*Your objective*: Return the full material exactly.

*****

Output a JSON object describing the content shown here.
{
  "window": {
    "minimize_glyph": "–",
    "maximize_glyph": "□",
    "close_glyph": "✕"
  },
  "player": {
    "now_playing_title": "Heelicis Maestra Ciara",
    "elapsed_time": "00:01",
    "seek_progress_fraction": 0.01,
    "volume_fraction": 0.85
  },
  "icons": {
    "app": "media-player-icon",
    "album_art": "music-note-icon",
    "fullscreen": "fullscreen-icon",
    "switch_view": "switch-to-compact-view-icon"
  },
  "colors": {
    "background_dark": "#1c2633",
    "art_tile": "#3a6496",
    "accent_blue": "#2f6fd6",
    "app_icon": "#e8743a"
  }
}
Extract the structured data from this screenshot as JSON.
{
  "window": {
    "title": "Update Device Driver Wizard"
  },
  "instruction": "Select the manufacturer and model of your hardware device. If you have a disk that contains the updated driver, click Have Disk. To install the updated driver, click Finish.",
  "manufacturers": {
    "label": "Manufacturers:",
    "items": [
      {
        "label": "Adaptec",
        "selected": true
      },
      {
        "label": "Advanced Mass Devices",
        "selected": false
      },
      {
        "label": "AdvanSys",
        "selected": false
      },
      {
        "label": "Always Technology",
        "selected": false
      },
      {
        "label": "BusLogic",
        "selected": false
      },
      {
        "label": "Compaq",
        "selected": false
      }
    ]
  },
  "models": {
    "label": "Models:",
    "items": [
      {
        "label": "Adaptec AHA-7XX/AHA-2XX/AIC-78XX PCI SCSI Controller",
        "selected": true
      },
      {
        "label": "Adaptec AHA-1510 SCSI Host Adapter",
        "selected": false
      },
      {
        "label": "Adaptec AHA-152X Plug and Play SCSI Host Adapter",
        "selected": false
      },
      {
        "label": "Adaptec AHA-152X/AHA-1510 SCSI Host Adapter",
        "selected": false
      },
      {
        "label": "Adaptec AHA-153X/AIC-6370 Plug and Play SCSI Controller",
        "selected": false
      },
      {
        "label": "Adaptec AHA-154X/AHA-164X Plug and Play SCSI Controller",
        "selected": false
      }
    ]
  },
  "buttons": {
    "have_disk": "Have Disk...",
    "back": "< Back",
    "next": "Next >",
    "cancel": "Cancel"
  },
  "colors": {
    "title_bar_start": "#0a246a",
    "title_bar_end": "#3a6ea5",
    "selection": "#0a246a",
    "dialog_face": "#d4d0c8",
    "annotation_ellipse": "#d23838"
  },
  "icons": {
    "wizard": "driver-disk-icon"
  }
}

*****

*Task answer*:
Output a JSON object describing the content shown here.
{
  "window": {
    "minimize_glyph": "–",
    "maximize_glyph": "□",
    "close_glyph": "✕"
  },
  "player": {
    "now_playing_title": "Heelicis Maestra Ciara",
    "elapsed_time": "00:01",
    "seek_progress_fraction": 0.01,
    "volume_fraction": 0.85
  },
  "icons": {
    "app": "media-player-icon",
    "album_art": "music-note-icon",
    "fullscreen": "fullscreen-icon",
    "switch_view": "switch-to-compact-view-icon"
  },
  "colors": {
    "background_dark": "#1c2633",
    "art_tile": "#3a6496",
    "accent_blue": "#2f6fd6",
    "app_icon": "#e8743a"
  }
}
Extract the structured data from this screenshot as JSON.
{
  "window": {
    "title": "Update Device Driver Wizard"
  },
  "instruction": "Select the manufacturer and model of your hardware device. If you have a disk that contains the updated driver, click Have Disk. To install the updated driver, click Finish.",
  "manufacturers": {
    "label": "Manufacturers:",
    "items": [
      {
        "label": "Adaptec",
        "selected": true
      },
      {
        "label": "Advanced Mass Devices",
        "selected": false
      },
      {
        "label": "AdvanSys",
        "selected": false
      },
      {
        "label": "Always Technology",
        "selected": false
      },
      {
        "label": "BusLogic",
        "selected": false
      },
      {
        "label": "Compaq",
        "selected": false
      }
    ]
  },
  "models": {
    "label": "Models:",
    "items": [
      {
        "label": "Adaptec AHA-7XX/AHA-2XX/AIC-78XX PCI SCSI Controller",
        "selected": true
      },
      {
        "label": "Adaptec AHA-1510 SCSI Host Adapter",
        "selected": false
      },
      {
        "label": "Adaptec AHA-152X Plug and Play SCSI Host Adapter",
        "selected": false
      },
      {
        "label": "Adaptec AHA-152X/AHA-1510 SCSI Host Adapter",
        "selected": false
      },
      {
        "label": "Adaptec AHA-153X/AIC-6370 Plug and Play SCSI Controller",
        "selected": false
      },
      {
        "label": "Adaptec AHA-154X/AHA-164X Plug and Play SCSI Controller",
        "selected": false
      }
    ]
  },
  "buttons": {
    "have_disk": "Have Disk...",
    "back": "< Back",
    "next": "Next >",
    "cancel": "Cancel"
  },
  "colors": {
    "title_bar_start": "#0a246a",
    "title_bar_end": "#3a6ea5",
    "selection": "#0a246a",
    "dialog_face": "#d4d0c8",
    "annotation_ellipse": "#d23838"
  },
  "icons": {
    "wizard": "driver-disk-icon"
  }
}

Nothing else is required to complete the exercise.